MATERIAL SUPPLIED:
— START —

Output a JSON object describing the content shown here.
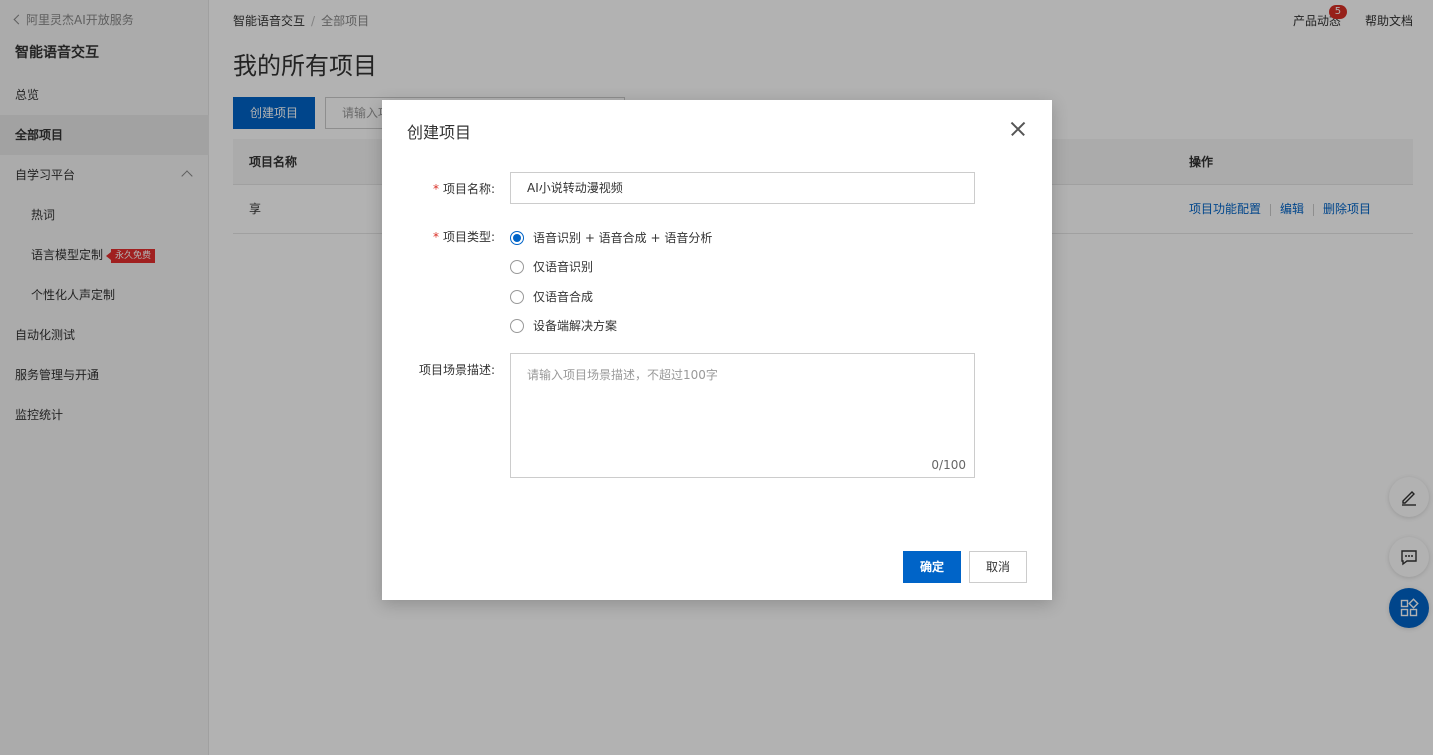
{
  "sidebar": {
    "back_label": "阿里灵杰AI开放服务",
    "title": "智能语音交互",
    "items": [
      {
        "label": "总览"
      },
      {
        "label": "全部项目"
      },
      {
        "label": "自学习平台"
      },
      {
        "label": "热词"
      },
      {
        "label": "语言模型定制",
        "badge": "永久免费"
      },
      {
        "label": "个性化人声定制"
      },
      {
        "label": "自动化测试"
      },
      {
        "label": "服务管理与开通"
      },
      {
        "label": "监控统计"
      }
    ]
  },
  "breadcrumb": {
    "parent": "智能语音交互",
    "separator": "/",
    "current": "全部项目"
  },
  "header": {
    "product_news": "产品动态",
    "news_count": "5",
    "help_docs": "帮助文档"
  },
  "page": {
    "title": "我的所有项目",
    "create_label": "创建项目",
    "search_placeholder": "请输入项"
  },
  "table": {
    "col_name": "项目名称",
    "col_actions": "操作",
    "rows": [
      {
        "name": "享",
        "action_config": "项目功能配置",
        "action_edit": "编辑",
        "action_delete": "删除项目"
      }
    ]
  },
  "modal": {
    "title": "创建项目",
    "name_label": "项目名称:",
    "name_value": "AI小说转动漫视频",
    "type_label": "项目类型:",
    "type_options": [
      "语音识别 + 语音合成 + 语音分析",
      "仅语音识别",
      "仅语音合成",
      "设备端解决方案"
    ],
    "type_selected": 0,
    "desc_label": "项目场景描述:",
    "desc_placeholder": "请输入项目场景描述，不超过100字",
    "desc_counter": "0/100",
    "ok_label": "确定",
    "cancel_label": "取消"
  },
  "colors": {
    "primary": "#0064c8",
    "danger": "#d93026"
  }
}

— END —

EXERCISE DESCRIPTION: Each line of the data should be quoted exactly, with pictures left out.

TASK SOLUTION:
Output a JSON object describing the content shown here.
{
  "sidebar": {
    "back_label": "阿里灵杰AI开放服务",
    "title": "智能语音交互",
    "items": [
      {
        "label": "总览"
      },
      {
        "label": "全部项目"
      },
      {
        "label": "自学习平台"
      },
      {
        "label": "热词"
      },
      {
        "label": "语言模型定制",
        "badge": "永久免费"
      },
      {
        "label": "个性化人声定制"
      },
      {
        "label": "自动化测试"
      },
      {
        "label": "服务管理与开通"
      },
      {
        "label": "监控统计"
      }
    ]
  },
  "breadcrumb": {
    "parent": "智能语音交互",
    "separator": "/",
    "current": "全部项目"
  },
  "header": {
    "product_news": "产品动态",
    "news_count": "5",
    "help_docs": "帮助文档"
  },
  "page": {
    "title": "我的所有项目",
    "create_label": "创建项目",
    "search_placeholder": "请输入项"
  },
  "table": {
    "col_name": "项目名称",
    "col_actions": "操作",
    "rows": [
      {
        "name": "享",
        "action_config": "项目功能配置",
        "action_edit": "编辑",
        "action_delete": "删除项目"
      }
    ]
  },
  "modal": {
    "title": "创建项目",
    "name_label": "项目名称:",
    "name_value": "AI小说转动漫视频",
    "type_label": "项目类型:",
    "type_options": [
      "语音识别 + 语音合成 + 语音分析",
      "仅语音识别",
      "仅语音合成",
      "设备端解决方案"
    ],
    "type_selected": 0,
    "desc_label": "项目场景描述:",
    "desc_placeholder": "请输入项目场景描述，不超过100字",
    "desc_counter": "0/100",
    "ok_label": "确定",
    "cancel_label": "取消"
  },
  "colors": {
    "primary": "#0064c8",
    "danger": "#d93026"
  }
}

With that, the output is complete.